Given instruction - Report the number of lines that include "尚不构成犯罪的", with no additional text.

Available data -
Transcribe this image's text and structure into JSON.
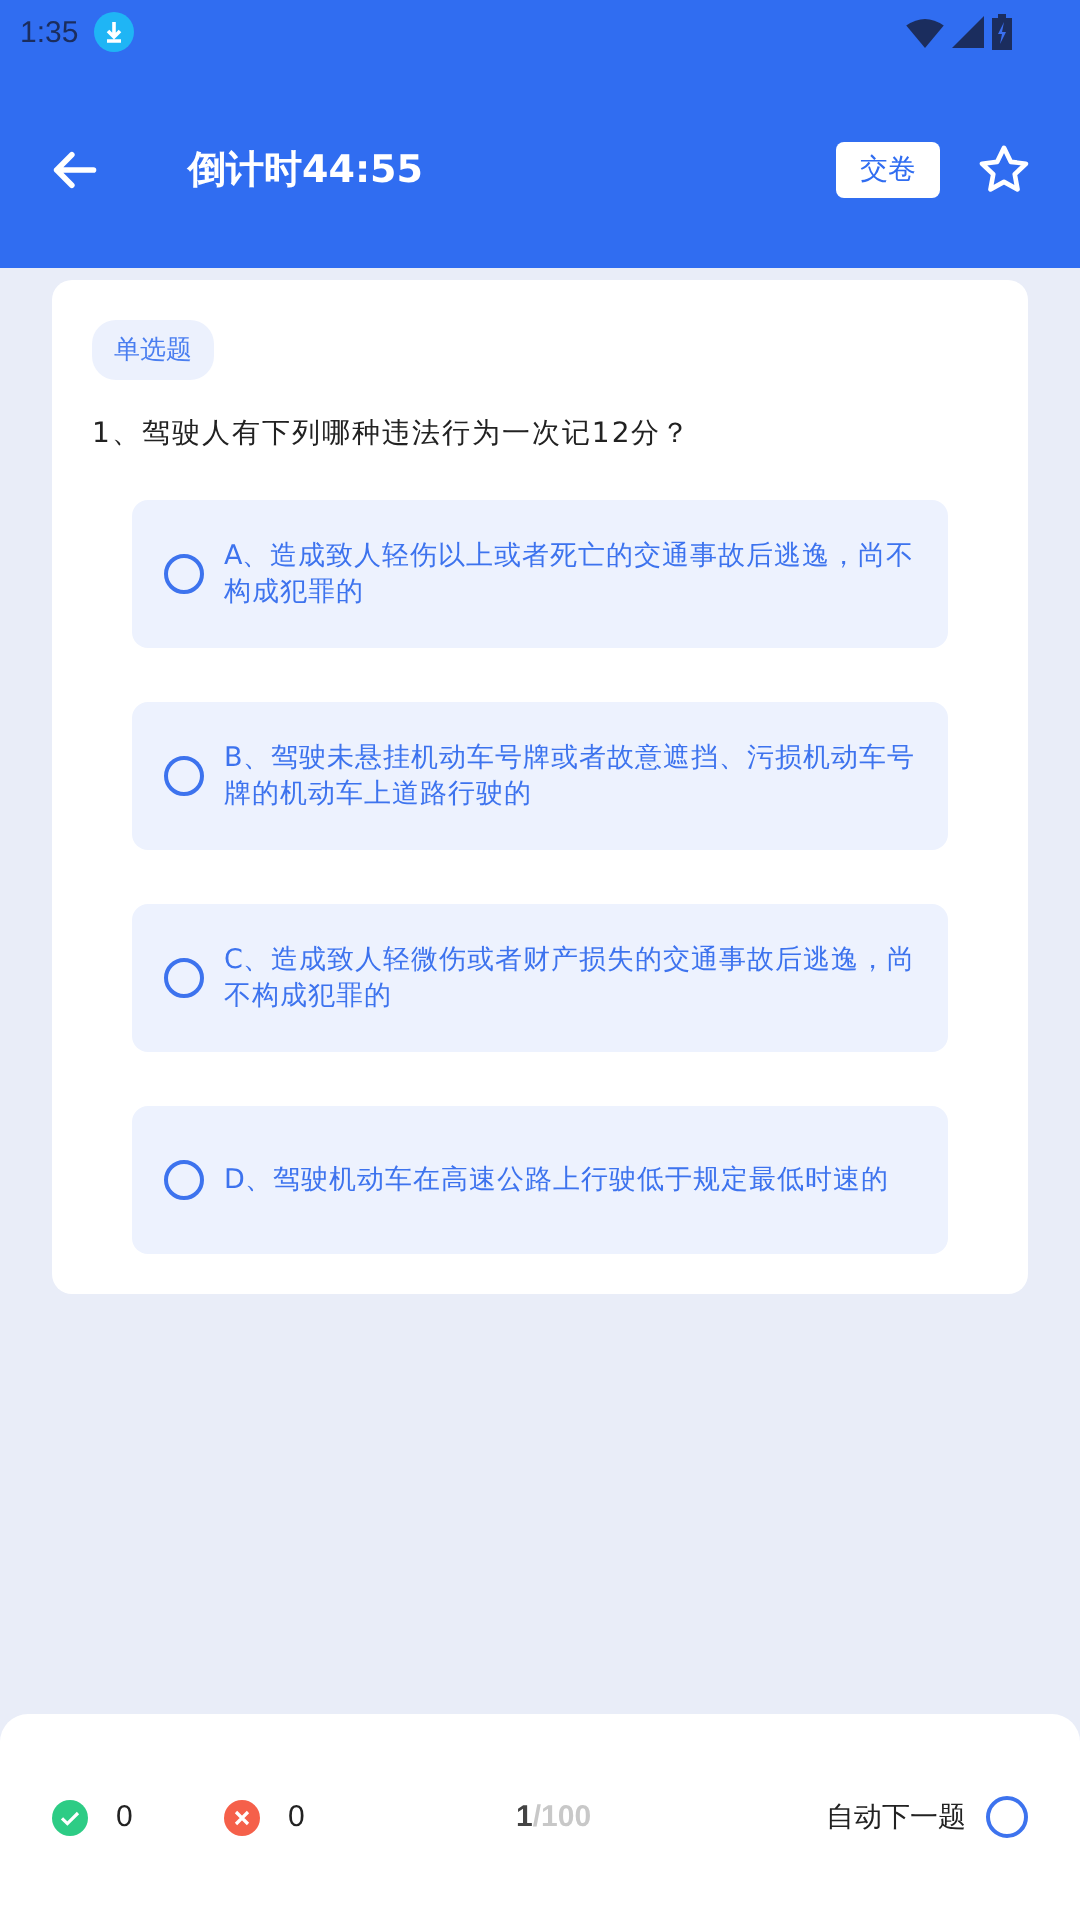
{
  "status_bar": {
    "time": "1:35"
  },
  "header": {
    "title": "倒计时44:55",
    "submit_button": "交卷",
    "favorite": false
  },
  "question": {
    "type_tag": "单选题",
    "text": "1、驾驶人有下列哪种违法行为一次记12分？",
    "options": [
      {
        "text": "A、造成致人轻伤以上或者死亡的交通事故后逃逸，尚不构成犯罪的",
        "selected": false
      },
      {
        "text": "B、驾驶未悬挂机动车号牌或者故意遮挡、污损机动车号牌的机动车上道路行驶的",
        "selected": false
      },
      {
        "text": "C、造成致人轻微伤或者财产损失的交通事故后逃逸，尚不构成犯罪的",
        "selected": false
      },
      {
        "text": "D、驾驶机动车在高速公路上行驶低于规定最低时速的",
        "selected": false
      }
    ]
  },
  "footer": {
    "correct_count": "0",
    "wrong_count": "0",
    "current": "1",
    "total": "/100",
    "auto_next_label": "自动下一题",
    "auto_next": false
  }
}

The completed task - 2